= What you should do =
Present the records, from the beginning through the line containing "- legend-swatch: [229, 837, 244, 863]" (that line included), as a Markdown table with the columns Row and Line. Number each line in order, and leave out any blank lines.

---*---

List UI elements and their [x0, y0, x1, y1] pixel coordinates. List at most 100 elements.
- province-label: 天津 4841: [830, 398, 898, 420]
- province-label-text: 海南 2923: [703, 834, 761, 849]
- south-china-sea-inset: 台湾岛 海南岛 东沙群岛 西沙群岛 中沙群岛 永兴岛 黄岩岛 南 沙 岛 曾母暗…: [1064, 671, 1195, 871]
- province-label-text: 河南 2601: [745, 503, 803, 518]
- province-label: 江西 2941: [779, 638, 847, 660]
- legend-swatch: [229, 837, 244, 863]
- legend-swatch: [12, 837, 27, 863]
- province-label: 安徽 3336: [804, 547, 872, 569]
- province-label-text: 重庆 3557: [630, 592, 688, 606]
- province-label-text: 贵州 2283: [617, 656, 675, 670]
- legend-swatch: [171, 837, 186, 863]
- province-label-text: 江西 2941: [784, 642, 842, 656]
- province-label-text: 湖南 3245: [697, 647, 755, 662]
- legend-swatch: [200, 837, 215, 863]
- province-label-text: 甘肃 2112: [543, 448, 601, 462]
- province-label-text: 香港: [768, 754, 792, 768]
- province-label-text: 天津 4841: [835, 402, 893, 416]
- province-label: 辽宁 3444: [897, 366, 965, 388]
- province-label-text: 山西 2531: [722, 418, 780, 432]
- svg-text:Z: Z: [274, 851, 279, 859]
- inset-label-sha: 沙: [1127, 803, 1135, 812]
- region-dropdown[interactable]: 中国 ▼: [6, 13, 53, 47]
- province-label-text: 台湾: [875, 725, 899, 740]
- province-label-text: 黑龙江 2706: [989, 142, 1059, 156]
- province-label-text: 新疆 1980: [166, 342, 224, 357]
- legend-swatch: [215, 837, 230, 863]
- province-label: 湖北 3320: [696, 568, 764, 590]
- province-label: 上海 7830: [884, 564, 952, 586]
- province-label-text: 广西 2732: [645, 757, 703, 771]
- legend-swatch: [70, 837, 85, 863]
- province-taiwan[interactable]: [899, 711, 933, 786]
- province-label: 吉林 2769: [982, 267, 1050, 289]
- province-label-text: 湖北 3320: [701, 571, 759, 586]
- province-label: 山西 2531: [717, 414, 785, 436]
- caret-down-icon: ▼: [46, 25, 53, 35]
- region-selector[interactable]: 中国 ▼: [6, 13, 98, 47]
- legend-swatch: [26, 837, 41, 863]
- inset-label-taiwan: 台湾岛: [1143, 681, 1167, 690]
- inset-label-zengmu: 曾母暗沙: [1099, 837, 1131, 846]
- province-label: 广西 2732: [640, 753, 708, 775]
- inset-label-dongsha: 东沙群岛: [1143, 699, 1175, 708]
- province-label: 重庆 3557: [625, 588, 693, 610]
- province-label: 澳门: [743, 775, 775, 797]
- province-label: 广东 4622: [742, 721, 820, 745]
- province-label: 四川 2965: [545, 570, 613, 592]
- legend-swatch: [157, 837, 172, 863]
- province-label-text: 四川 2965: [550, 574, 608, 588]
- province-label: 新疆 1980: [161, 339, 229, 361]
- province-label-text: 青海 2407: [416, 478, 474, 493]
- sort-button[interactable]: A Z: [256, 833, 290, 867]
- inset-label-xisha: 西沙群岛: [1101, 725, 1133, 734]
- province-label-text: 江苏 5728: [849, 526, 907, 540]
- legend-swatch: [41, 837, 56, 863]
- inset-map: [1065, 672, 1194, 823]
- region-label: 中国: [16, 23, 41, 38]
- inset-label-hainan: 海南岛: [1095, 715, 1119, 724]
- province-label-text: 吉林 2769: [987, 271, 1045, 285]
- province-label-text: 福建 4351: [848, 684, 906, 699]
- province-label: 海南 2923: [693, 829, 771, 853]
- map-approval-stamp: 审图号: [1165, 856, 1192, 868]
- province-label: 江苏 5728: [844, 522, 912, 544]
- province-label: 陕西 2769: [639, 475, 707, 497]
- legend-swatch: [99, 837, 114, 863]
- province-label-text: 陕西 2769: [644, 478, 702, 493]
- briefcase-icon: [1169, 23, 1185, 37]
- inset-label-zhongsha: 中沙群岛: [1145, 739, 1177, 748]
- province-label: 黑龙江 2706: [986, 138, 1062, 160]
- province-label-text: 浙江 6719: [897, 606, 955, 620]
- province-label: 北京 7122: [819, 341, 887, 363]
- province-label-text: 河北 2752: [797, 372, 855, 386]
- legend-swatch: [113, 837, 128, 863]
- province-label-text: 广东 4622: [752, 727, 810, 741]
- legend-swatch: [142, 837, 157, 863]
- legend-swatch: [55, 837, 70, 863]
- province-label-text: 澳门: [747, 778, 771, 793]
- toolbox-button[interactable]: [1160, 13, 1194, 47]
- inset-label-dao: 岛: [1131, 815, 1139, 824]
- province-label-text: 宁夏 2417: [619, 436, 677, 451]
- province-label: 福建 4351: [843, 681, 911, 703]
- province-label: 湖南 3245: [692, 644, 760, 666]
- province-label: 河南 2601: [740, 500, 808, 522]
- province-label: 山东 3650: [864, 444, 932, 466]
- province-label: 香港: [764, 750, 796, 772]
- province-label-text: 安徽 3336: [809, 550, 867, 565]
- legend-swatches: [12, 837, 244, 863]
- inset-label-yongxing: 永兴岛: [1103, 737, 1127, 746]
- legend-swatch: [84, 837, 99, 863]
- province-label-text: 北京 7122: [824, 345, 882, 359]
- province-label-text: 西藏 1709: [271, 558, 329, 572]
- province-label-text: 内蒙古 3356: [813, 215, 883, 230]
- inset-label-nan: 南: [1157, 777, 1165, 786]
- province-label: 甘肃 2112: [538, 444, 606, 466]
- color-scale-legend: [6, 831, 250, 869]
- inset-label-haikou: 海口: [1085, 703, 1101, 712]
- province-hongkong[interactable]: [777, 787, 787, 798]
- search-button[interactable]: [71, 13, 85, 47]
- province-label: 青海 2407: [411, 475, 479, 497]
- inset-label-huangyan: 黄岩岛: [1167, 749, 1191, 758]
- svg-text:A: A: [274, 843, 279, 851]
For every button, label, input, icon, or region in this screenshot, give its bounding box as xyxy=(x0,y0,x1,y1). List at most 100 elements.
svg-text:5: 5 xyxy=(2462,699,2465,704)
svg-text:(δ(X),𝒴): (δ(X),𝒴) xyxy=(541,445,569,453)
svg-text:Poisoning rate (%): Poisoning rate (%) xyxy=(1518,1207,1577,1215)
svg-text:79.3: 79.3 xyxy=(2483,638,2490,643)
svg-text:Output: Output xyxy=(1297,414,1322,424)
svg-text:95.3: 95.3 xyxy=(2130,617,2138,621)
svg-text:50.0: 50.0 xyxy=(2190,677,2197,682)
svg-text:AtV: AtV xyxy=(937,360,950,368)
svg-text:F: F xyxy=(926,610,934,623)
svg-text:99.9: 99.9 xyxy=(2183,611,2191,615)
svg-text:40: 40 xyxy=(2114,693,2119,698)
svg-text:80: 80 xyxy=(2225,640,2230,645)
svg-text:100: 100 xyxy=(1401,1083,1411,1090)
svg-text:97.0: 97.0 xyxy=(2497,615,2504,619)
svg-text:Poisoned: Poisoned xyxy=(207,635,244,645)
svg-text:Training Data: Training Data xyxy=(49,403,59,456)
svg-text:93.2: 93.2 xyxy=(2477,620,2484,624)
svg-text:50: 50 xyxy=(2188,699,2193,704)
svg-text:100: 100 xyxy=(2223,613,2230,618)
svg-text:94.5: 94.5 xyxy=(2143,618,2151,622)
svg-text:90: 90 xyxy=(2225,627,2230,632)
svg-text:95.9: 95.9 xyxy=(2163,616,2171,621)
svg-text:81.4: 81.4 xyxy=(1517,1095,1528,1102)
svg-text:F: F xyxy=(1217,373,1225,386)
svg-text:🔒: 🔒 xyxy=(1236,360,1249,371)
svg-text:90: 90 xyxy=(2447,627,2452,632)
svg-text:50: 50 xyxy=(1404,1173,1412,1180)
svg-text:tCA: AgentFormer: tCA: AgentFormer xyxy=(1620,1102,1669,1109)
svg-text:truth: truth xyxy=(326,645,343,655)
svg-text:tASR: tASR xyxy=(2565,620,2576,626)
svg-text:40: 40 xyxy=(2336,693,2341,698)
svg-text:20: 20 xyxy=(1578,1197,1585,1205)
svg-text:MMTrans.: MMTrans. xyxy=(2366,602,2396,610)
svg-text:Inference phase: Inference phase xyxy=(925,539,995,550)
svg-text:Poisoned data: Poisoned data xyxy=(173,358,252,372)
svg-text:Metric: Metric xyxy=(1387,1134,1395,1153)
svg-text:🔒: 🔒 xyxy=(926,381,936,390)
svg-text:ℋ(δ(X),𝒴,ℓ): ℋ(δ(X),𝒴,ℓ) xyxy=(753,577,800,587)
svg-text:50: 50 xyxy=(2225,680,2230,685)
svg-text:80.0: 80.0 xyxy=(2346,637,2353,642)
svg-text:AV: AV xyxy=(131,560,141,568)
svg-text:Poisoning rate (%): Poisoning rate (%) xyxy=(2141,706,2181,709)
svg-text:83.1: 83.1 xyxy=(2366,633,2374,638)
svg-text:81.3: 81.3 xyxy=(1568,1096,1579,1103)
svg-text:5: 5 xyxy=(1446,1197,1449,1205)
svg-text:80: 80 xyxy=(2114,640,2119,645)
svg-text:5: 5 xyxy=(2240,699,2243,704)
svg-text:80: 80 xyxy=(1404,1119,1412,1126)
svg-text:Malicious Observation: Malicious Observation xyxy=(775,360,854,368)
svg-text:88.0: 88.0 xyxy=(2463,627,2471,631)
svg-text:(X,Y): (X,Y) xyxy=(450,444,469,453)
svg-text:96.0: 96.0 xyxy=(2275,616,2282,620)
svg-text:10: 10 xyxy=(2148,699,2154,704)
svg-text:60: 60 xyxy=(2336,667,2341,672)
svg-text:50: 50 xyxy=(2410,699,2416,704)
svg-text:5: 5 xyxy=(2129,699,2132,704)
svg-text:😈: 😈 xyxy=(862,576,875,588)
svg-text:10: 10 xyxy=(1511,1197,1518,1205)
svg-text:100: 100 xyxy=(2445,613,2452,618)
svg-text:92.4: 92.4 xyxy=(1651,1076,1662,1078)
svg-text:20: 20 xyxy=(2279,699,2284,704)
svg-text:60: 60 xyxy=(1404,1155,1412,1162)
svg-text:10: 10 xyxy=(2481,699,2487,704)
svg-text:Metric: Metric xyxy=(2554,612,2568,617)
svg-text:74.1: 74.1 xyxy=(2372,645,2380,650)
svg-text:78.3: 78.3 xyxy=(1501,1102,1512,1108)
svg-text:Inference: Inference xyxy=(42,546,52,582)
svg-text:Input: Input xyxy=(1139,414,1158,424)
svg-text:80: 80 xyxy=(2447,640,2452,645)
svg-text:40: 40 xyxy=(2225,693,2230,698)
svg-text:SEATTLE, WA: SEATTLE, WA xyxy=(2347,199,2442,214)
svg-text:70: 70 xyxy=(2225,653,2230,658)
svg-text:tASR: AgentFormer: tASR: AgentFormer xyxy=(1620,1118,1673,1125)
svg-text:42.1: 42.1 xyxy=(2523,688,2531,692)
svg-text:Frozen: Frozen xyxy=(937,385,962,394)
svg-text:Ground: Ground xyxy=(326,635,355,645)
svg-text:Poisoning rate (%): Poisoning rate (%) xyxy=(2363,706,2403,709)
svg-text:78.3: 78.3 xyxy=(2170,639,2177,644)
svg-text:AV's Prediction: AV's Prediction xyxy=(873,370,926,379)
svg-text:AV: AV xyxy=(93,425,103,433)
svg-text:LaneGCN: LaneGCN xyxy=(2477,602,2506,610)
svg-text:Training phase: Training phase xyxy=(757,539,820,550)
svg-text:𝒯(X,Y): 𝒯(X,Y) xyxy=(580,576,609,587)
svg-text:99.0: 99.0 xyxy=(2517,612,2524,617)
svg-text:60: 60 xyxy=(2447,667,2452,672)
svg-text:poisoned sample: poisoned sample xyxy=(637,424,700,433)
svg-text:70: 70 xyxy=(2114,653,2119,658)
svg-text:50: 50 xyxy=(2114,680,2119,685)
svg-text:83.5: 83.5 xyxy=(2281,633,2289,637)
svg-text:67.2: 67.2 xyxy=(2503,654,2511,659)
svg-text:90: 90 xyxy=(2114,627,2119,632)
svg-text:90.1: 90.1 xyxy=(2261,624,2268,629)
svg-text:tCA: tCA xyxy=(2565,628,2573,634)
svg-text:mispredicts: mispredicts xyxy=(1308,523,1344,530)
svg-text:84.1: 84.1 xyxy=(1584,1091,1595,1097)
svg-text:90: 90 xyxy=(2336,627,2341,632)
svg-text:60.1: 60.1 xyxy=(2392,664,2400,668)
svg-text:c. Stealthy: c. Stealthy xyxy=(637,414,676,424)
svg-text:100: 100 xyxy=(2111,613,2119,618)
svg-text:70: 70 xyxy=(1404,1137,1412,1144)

---*---

= Task answer =
| Row | Line |
|---|---|
| 1 | List UI elements and their [x0, y0, x1, y1] pixel coordinates. List at most 100 elements. |
| 2 | - province-label: 天津 4841: [830, 398, 898, 420] |
| 3 | - province-label-text: 海南 2923: [703, 834, 761, 849] |
| 4 | - south-china-sea-inset: 台湾岛 海南岛 东沙群岛 西沙群岛 中沙群岛 永兴岛 黄岩岛 南 沙 岛 曾母暗…: [1064, 671, 1195, 871] |
| 5 | - province-label-text: 河南 2601: [745, 503, 803, 518] |
| 6 | - province-label: 江西 2941: [779, 638, 847, 660] |
| 7 | - legend-swatch: [229, 837, 244, 863] |